Would you quote every entry exactly, dropping only the pictures?

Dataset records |
○ ○ ○ ○ ○ ○ ○

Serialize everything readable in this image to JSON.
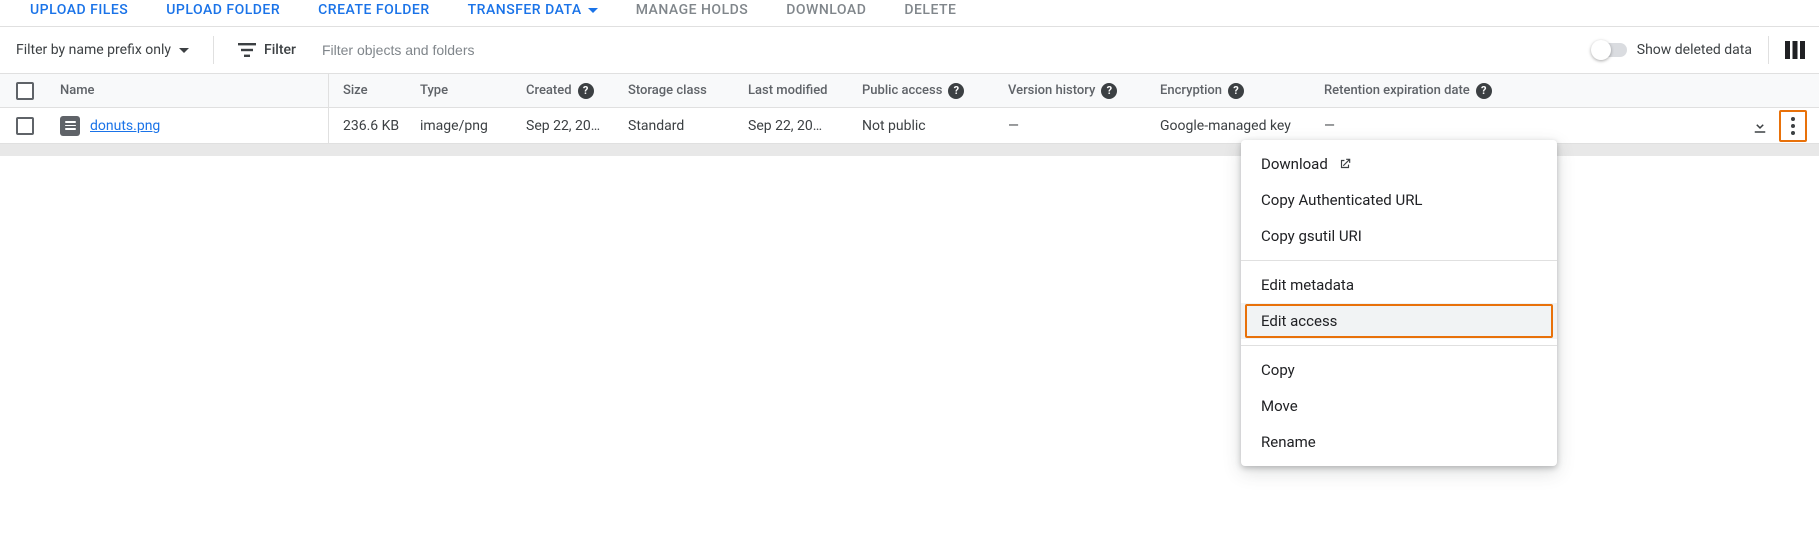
{
  "actions": {
    "upload_files": "UPLOAD FILES",
    "upload_folder": "UPLOAD FOLDER",
    "create_folder": "CREATE FOLDER",
    "transfer_data": "TRANSFER DATA",
    "manage_holds": "MANAGE HOLDS",
    "download": "DOWNLOAD",
    "delete": "DELETE"
  },
  "filter": {
    "mode_label": "Filter by name prefix only",
    "filter_label": "Filter",
    "placeholder": "Filter objects and folders",
    "value": "",
    "show_deleted_label": "Show deleted data"
  },
  "columns": {
    "name": "Name",
    "size": "Size",
    "type": "Type",
    "created": "Created",
    "storage_class": "Storage class",
    "last_modified": "Last modified",
    "public_access": "Public access",
    "version_history": "Version history",
    "encryption": "Encryption",
    "retention": "Retention expiration date"
  },
  "rows": [
    {
      "name": "donuts.png",
      "size": "236.6 KB",
      "type": "image/png",
      "created": "Sep 22, 20…",
      "storage_class": "Standard",
      "last_modified": "Sep 22, 20…",
      "public_access": "Not public",
      "version_history": "—",
      "encryption": "Google-managed key",
      "retention": "—"
    }
  ],
  "menu": {
    "download": "Download",
    "copy_auth_url": "Copy Authenticated URL",
    "copy_gsutil": "Copy gsutil URI",
    "edit_metadata": "Edit metadata",
    "edit_access": "Edit access",
    "copy": "Copy",
    "move": "Move",
    "rename": "Rename"
  }
}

○ ○ ○ ○ ○ ○ ○

RESPONSE |
Serialize everything readable in this image to JSON.
{
  "actions": {
    "upload_files": "UPLOAD FILES",
    "upload_folder": "UPLOAD FOLDER",
    "create_folder": "CREATE FOLDER",
    "transfer_data": "TRANSFER DATA",
    "manage_holds": "MANAGE HOLDS",
    "download": "DOWNLOAD",
    "delete": "DELETE"
  },
  "filter": {
    "mode_label": "Filter by name prefix only",
    "filter_label": "Filter",
    "placeholder": "Filter objects and folders",
    "value": "",
    "show_deleted_label": "Show deleted data"
  },
  "columns": {
    "name": "Name",
    "size": "Size",
    "type": "Type",
    "created": "Created",
    "storage_class": "Storage class",
    "last_modified": "Last modified",
    "public_access": "Public access",
    "version_history": "Version history",
    "encryption": "Encryption",
    "retention": "Retention expiration date"
  },
  "rows": [
    {
      "name": "donuts.png",
      "size": "236.6 KB",
      "type": "image/png",
      "created": "Sep 22, 20…",
      "storage_class": "Standard",
      "last_modified": "Sep 22, 20…",
      "public_access": "Not public",
      "version_history": "—",
      "encryption": "Google-managed key",
      "retention": "—"
    }
  ],
  "menu": {
    "download": "Download",
    "copy_auth_url": "Copy Authenticated URL",
    "copy_gsutil": "Copy gsutil URI",
    "edit_metadata": "Edit metadata",
    "edit_access": "Edit access",
    "copy": "Copy",
    "move": "Move",
    "rename": "Rename"
  }
}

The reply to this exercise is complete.